> [Task]: Output the full material exactly as it appears here.

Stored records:
-- begin --

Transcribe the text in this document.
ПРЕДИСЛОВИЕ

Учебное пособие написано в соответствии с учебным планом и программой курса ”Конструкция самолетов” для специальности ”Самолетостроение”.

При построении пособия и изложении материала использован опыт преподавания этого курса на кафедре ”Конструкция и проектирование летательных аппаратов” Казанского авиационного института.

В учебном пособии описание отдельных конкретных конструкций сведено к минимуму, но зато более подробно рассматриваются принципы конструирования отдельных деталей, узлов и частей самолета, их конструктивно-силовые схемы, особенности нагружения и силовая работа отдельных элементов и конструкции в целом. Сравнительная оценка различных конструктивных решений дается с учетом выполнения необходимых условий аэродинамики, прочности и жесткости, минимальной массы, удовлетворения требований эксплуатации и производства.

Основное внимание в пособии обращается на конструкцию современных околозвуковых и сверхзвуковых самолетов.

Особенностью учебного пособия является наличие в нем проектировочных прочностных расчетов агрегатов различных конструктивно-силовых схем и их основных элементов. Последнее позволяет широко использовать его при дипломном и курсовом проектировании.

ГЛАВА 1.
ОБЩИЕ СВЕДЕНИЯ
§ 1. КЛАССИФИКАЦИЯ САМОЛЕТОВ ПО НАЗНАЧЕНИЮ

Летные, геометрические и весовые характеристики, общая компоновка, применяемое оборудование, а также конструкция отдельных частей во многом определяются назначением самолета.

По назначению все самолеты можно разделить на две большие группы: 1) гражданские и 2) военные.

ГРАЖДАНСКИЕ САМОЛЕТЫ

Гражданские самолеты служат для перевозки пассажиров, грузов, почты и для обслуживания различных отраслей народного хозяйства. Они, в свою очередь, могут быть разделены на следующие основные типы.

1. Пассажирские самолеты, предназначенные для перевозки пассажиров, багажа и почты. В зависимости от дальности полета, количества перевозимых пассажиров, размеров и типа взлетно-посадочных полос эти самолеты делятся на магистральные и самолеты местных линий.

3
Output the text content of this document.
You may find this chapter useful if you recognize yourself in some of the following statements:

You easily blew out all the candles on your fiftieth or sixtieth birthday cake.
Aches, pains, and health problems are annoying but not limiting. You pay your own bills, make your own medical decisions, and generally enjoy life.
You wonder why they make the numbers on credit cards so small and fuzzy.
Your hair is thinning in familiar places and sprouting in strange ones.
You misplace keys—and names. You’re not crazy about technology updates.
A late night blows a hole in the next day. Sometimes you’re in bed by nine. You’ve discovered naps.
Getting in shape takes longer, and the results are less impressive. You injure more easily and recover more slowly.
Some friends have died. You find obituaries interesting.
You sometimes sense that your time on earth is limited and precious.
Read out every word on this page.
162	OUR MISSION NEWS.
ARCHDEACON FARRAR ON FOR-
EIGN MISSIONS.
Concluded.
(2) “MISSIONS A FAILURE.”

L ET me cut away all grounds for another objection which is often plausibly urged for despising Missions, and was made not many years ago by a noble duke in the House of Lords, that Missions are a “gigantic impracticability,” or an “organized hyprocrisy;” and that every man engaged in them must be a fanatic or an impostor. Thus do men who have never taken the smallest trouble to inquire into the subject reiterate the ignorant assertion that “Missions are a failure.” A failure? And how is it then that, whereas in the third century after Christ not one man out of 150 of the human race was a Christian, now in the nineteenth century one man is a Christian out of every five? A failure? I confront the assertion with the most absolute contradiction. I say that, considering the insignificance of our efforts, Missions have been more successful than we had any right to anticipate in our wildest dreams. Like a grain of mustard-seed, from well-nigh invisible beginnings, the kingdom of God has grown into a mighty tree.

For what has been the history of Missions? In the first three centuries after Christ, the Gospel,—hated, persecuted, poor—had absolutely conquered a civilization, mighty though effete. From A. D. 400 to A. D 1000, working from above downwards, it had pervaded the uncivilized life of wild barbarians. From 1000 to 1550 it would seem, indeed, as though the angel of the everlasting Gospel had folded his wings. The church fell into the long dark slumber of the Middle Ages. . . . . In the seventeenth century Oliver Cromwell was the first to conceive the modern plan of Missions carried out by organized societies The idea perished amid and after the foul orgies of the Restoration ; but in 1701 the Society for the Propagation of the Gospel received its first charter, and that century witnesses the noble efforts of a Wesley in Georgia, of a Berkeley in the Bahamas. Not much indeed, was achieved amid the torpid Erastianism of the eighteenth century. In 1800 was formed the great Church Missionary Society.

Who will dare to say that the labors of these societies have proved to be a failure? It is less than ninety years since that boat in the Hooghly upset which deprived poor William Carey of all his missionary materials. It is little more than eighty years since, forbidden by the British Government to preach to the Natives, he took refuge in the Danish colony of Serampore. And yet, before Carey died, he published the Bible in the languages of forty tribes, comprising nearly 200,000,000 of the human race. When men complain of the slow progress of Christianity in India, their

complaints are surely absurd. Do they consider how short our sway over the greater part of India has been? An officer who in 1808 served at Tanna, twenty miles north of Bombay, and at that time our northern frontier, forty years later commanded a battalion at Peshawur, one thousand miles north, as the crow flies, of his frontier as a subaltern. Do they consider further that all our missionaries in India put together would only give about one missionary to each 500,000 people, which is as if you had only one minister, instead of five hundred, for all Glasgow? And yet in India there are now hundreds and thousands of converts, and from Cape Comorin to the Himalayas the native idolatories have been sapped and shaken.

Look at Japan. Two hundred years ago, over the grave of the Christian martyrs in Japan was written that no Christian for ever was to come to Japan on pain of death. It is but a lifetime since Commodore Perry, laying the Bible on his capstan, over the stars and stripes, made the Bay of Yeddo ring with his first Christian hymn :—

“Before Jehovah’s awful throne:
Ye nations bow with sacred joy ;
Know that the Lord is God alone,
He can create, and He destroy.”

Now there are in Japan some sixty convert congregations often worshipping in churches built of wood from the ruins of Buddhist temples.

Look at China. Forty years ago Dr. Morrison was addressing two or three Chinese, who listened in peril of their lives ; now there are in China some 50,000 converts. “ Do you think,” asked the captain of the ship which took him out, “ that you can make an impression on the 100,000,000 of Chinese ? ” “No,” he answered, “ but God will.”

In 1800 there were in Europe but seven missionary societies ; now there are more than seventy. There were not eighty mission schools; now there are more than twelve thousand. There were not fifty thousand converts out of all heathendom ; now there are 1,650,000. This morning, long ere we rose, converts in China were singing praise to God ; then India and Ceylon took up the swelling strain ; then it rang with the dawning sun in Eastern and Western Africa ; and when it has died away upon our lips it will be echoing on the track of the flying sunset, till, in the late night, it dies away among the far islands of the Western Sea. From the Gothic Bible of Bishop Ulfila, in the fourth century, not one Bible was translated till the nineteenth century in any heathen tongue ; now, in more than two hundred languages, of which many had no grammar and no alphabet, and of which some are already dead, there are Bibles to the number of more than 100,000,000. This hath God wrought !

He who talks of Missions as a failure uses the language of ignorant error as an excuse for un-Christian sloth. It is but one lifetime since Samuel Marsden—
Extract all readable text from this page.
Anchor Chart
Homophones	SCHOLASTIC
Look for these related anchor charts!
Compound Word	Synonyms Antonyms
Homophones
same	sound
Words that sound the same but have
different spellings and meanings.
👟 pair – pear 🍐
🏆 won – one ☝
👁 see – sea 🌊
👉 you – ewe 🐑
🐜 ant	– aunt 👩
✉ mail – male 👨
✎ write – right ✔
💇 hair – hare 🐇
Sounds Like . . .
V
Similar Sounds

-- end --

> [Result of this task]:
Transcribe the text in this document.
ПРЕДИСЛОВИЕ

Учебное пособие написано в соответствии с учебным планом и программой курса ”Конструкция самолетов” для специальности ”Самолетостроение”.

При построении пособия и изложении материала использован опыт преподавания этого курса на кафедре ”Конструкция и проектирование летательных аппаратов” Казанского авиационного института.

В учебном пособии описание отдельных конкретных конструкций сведено к минимуму, но зато более подробно рассматриваются принципы конструирования отдельных деталей, узлов и частей самолета, их конструктивно-силовые схемы, особенности нагружения и силовая работа отдельных элементов и конструкции в целом. Сравнительная оценка различных конструктивных решений дается с учетом выполнения необходимых условий аэродинамики, прочности и жесткости, минимальной массы, удовлетворения требований эксплуатации и производства.

Основное внимание в пособии обращается на конструкцию современных околозвуковых и сверхзвуковых самолетов.

Особенностью учебного пособия является наличие в нем проектировочных прочностных расчетов агрегатов различных конструктивно-силовых схем и их основных элементов. Последнее позволяет широко использовать его при дипломном и курсовом проектировании.

ГЛАВА 1.
ОБЩИЕ СВЕДЕНИЯ
§ 1. КЛАССИФИКАЦИЯ САМОЛЕТОВ ПО НАЗНАЧЕНИЮ

Летные, геометрические и весовые характеристики, общая компоновка, применяемое оборудование, а также конструкция отдельных частей во многом определяются назначением самолета.

По назначению все самолеты можно разделить на две большие группы: 1) гражданские и 2) военные.

ГРАЖДАНСКИЕ САМОЛЕТЫ

Гражданские самолеты служат для перевозки пассажиров, грузов, почты и для обслуживания различных отраслей народного хозяйства. Они, в свою очередь, могут быть разделены на следующие основные типы.

1. Пассажирские самолеты, предназначенные для перевозки пассажиров, багажа и почты. В зависимости от дальности полета, количества перевозимых пассажиров, размеров и типа взлетно-посадочных полос эти самолеты делятся на магистральные и самолеты местных линий.

3
Output the text content of this document.
You may find this chapter useful if you recognize yourself in some of the following statements:

You easily blew out all the candles on your fiftieth or sixtieth birthday cake.
Aches, pains, and health problems are annoying but not limiting. You pay your own bills, make your own medical decisions, and generally enjoy life.
You wonder why they make the numbers on credit cards so small and fuzzy.
Your hair is thinning in familiar places and sprouting in strange ones.
You misplace keys—and names. You’re not crazy about technology updates.
A late night blows a hole in the next day. Sometimes you’re in bed by nine. You’ve discovered naps.
Getting in shape takes longer, and the results are less impressive. You injure more easily and recover more slowly.
Some friends have died. You find obituaries interesting.
You sometimes sense that your time on earth is limited and precious.
Read out every word on this page.
162	OUR MISSION NEWS.
ARCHDEACON FARRAR ON FOR-
EIGN MISSIONS.
Concluded.
(2) “MISSIONS A FAILURE.”

L ET me cut away all grounds for another objection which is often plausibly urged for despising Missions, and was made not many years ago by a noble duke in the House of Lords, that Missions are a “gigantic impracticability,” or an “organized hyprocrisy;” and that every man engaged in them must be a fanatic or an impostor. Thus do men who have never taken the smallest trouble to inquire into the subject reiterate the ignorant assertion that “Missions are a failure.” A failure? And how is it then that, whereas in the third century after Christ not one man out of 150 of the human race was a Christian, now in the nineteenth century one man is a Christian out of every five? A failure? I confront the assertion with the most absolute contradiction. I say that, considering the insignificance of our efforts, Missions have been more successful than we had any right to anticipate in our wildest dreams. Like a grain of mustard-seed, from well-nigh invisible beginnings, the kingdom of God has grown into a mighty tree.

For what has been the history of Missions? In the first three centuries after Christ, the Gospel,—hated, persecuted, poor—had absolutely conquered a civilization, mighty though effete. From A. D. 400 to A. D 1000, working from above downwards, it had pervaded the uncivilized life of wild barbarians. From 1000 to 1550 it would seem, indeed, as though the angel of the everlasting Gospel had folded his wings. The church fell into the long dark slumber of the Middle Ages. . . . . In the seventeenth century Oliver Cromwell was the first to conceive the modern plan of Missions carried out by organized societies The idea perished amid and after the foul orgies of the Restoration ; but in 1701 the Society for the Propagation of the Gospel received its first charter, and that century witnesses the noble efforts of a Wesley in Georgia, of a Berkeley in the Bahamas. Not much indeed, was achieved amid the torpid Erastianism of the eighteenth century. In 1800 was formed the great Church Missionary Society.

Who will dare to say that the labors of these societies have proved to be a failure? It is less than ninety years since that boat in the Hooghly upset which deprived poor William Carey of all his missionary materials. It is little more than eighty years since, forbidden by the British Government to preach to the Natives, he took refuge in the Danish colony of Serampore. And yet, before Carey died, he published the Bible in the languages of forty tribes, comprising nearly 200,000,000 of the human race. When men complain of the slow progress of Christianity in India, their

complaints are surely absurd. Do they consider how short our sway over the greater part of India has been? An officer who in 1808 served at Tanna, twenty miles north of Bombay, and at that time our northern frontier, forty years later commanded a battalion at Peshawur, one thousand miles north, as the crow flies, of his frontier as a subaltern. Do they consider further that all our missionaries in India put together would only give about one missionary to each 500,000 people, which is as if you had only one minister, instead of five hundred, for all Glasgow? And yet in India there are now hundreds and thousands of converts, and from Cape Comorin to the Himalayas the native idolatories have been sapped and shaken.

Look at Japan. Two hundred years ago, over the grave of the Christian martyrs in Japan was written that no Christian for ever was to come to Japan on pain of death. It is but a lifetime since Commodore Perry, laying the Bible on his capstan, over the stars and stripes, made the Bay of Yeddo ring with his first Christian hymn :—

“Before Jehovah’s awful throne:
Ye nations bow with sacred joy ;
Know that the Lord is God alone,
He can create, and He destroy.”

Now there are in Japan some sixty convert congregations often worshipping in churches built of wood from the ruins of Buddhist temples.

Look at China. Forty years ago Dr. Morrison was addressing two or three Chinese, who listened in peril of their lives ; now there are in China some 50,000 converts. “ Do you think,” asked the captain of the ship which took him out, “ that you can make an impression on the 100,000,000 of Chinese ? ” “No,” he answered, “ but God will.”

In 1800 there were in Europe but seven missionary societies ; now there are more than seventy. There were not eighty mission schools; now there are more than twelve thousand. There were not fifty thousand converts out of all heathendom ; now there are 1,650,000. This morning, long ere we rose, converts in China were singing praise to God ; then India and Ceylon took up the swelling strain ; then it rang with the dawning sun in Eastern and Western Africa ; and when it has died away upon our lips it will be echoing on the track of the flying sunset, till, in the late night, it dies away among the far islands of the Western Sea. From the Gothic Bible of Bishop Ulfila, in the fourth century, not one Bible was translated till the nineteenth century in any heathen tongue ; now, in more than two hundred languages, of which many had no grammar and no alphabet, and of which some are already dead, there are Bibles to the number of more than 100,000,000. This hath God wrought !

He who talks of Missions as a failure uses the language of ignorant error as an excuse for un-Christian sloth. It is but one lifetime since Samuel Marsden—
Extract all readable text from this page.
Anchor Chart
Homophones	SCHOLASTIC
Look for these related anchor charts!
Compound Word	Synonyms Antonyms
Homophones
same	sound
Words that sound the same but have
different spellings and meanings.
👟 pair – pear 🍐
🏆 won – one ☝
👁 see – sea 🌊
👉 you – ewe 🐑
🐜 ant	– aunt 👩
✉ mail – male 👨
✎ write – right ✔
💇 hair – hare 🐇
Sounds Like . . .
V
Similar Sounds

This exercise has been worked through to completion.